# start of Task input

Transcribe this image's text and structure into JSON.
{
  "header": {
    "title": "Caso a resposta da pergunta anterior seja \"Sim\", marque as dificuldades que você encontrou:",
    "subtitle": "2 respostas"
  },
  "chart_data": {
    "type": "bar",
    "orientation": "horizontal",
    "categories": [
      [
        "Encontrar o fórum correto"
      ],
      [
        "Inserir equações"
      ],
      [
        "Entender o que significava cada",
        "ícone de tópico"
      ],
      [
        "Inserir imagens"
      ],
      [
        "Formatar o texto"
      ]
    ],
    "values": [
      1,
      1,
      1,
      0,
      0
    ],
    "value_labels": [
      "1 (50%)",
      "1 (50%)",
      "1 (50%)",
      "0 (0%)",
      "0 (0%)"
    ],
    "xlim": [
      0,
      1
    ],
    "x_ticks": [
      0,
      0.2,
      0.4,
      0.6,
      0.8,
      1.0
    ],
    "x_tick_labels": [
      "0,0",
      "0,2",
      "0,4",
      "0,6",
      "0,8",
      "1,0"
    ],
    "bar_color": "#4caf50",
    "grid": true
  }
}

# end of Task input
# start of Task input

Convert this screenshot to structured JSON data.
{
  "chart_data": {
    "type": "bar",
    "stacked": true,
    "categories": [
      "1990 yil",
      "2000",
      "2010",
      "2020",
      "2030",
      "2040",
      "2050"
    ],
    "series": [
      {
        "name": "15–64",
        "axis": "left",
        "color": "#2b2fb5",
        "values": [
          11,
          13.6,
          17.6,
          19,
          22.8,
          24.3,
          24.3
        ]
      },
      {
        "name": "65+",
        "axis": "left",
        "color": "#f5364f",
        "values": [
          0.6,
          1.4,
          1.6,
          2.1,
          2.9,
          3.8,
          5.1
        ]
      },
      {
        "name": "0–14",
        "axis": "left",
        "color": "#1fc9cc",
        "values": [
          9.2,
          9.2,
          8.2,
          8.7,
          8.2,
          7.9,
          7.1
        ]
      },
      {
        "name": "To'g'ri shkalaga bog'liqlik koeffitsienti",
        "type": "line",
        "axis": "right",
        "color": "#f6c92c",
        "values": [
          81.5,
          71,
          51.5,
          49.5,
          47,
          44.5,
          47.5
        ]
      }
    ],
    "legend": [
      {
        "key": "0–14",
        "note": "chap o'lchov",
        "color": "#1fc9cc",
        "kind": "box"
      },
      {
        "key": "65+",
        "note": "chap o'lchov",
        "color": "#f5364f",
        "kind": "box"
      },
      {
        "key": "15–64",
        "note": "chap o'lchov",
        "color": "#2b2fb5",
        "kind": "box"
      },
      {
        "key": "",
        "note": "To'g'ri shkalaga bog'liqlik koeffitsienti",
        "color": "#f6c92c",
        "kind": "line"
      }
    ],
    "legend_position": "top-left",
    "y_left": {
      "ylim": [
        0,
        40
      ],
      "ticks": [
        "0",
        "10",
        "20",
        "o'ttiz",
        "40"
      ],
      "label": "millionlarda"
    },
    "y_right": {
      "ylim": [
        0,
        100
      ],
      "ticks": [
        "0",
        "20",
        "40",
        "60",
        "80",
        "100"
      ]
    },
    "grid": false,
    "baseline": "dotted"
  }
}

# end of Task input

*Do this*.
Tally every line of the data that holds the word "name" and write the count alone.

*Output of the exercise*.
4